■ **What the task asks**: The listing below should be copied in full, word for word.

— Start Material to process —

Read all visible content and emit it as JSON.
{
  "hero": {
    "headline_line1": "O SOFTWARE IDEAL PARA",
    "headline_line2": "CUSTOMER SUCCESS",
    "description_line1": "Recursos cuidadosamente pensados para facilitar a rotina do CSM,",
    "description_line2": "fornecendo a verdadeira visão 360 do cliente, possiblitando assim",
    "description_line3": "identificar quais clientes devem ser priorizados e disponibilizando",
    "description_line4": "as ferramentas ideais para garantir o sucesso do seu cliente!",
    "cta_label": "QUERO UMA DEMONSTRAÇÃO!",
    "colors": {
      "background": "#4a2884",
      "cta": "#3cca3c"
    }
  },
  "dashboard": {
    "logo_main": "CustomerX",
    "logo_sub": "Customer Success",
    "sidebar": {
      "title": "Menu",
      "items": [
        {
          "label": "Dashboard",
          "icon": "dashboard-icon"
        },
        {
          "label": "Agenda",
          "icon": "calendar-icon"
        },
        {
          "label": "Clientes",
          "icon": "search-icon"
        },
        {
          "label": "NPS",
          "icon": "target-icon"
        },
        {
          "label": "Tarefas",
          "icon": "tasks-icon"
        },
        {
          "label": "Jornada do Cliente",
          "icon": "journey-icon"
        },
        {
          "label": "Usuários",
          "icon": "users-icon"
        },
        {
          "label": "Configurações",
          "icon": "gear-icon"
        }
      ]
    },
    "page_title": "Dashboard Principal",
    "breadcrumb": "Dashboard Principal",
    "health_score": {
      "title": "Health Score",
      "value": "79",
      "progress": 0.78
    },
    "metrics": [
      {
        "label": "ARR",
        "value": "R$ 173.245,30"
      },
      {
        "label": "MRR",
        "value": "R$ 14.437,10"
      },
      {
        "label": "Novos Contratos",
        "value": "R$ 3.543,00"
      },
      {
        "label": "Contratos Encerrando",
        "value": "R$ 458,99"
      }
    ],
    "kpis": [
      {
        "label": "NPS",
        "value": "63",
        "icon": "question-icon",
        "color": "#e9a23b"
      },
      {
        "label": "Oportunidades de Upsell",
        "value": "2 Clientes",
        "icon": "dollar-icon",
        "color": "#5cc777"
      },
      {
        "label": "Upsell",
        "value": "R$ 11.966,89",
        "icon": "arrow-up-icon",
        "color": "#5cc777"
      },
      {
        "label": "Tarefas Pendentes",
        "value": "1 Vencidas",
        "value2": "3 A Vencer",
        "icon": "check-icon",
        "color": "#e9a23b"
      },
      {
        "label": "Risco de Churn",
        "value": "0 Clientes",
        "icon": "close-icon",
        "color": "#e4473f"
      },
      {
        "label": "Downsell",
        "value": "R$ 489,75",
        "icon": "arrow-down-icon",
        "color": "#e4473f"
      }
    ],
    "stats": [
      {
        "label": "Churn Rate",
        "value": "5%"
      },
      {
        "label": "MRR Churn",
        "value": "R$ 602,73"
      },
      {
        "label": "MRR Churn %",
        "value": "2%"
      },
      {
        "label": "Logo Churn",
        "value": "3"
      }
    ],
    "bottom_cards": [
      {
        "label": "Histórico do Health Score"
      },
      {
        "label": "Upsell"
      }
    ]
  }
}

— End Material to process —

■ **Answer to this problem**:
Read all visible content and emit it as JSON.
{
  "hero": {
    "headline_line1": "O SOFTWARE IDEAL PARA",
    "headline_line2": "CUSTOMER SUCCESS",
    "description_line1": "Recursos cuidadosamente pensados para facilitar a rotina do CSM,",
    "description_line2": "fornecendo a verdadeira visão 360 do cliente, possiblitando assim",
    "description_line3": "identificar quais clientes devem ser priorizados e disponibilizando",
    "description_line4": "as ferramentas ideais para garantir o sucesso do seu cliente!",
    "cta_label": "QUERO UMA DEMONSTRAÇÃO!",
    "colors": {
      "background": "#4a2884",
      "cta": "#3cca3c"
    }
  },
  "dashboard": {
    "logo_main": "CustomerX",
    "logo_sub": "Customer Success",
    "sidebar": {
      "title": "Menu",
      "items": [
        {
          "label": "Dashboard",
          "icon": "dashboard-icon"
        },
        {
          "label": "Agenda",
          "icon": "calendar-icon"
        },
        {
          "label": "Clientes",
          "icon": "search-icon"
        },
        {
          "label": "NPS",
          "icon": "target-icon"
        },
        {
          "label": "Tarefas",
          "icon": "tasks-icon"
        },
        {
          "label": "Jornada do Cliente",
          "icon": "journey-icon"
        },
        {
          "label": "Usuários",
          "icon": "users-icon"
        },
        {
          "label": "Configurações",
          "icon": "gear-icon"
        }
      ]
    },
    "page_title": "Dashboard Principal",
    "breadcrumb": "Dashboard Principal",
    "health_score": {
      "title": "Health Score",
      "value": "79",
      "progress": 0.78
    },
    "metrics": [
      {
        "label": "ARR",
        "value": "R$ 173.245,30"
      },
      {
        "label": "MRR",
        "value": "R$ 14.437,10"
      },
      {
        "label": "Novos Contratos",
        "value": "R$ 3.543,00"
      },
      {
        "label": "Contratos Encerrando",
        "value": "R$ 458,99"
      }
    ],
    "kpis": [
      {
        "label": "NPS",
        "value": "63",
        "icon": "question-icon",
        "color": "#e9a23b"
      },
      {
        "label": "Oportunidades de Upsell",
        "value": "2 Clientes",
        "icon": "dollar-icon",
        "color": "#5cc777"
      },
      {
        "label": "Upsell",
        "value": "R$ 11.966,89",
        "icon": "arrow-up-icon",
        "color": "#5cc777"
      },
      {
        "label": "Tarefas Pendentes",
        "value": "1 Vencidas",
        "value2": "3 A Vencer",
        "icon": "check-icon",
        "color": "#e9a23b"
      },
      {
        "label": "Risco de Churn",
        "value": "0 Clientes",
        "icon": "close-icon",
        "color": "#e4473f"
      },
      {
        "label": "Downsell",
        "value": "R$ 489,75",
        "icon": "arrow-down-icon",
        "color": "#e4473f"
      }
    ],
    "stats": [
      {
        "label": "Churn Rate",
        "value": "5%"
      },
      {
        "label": "MRR Churn",
        "value": "R$ 602,73"
      },
      {
        "label": "MRR Churn %",
        "value": "2%"
      },
      {
        "label": "Logo Churn",
        "value": "3"
      }
    ],
    "bottom_cards": [
      {
        "label": "Histórico do Health Score"
      },
      {
        "label": "Upsell"
      }
    ]
  }
}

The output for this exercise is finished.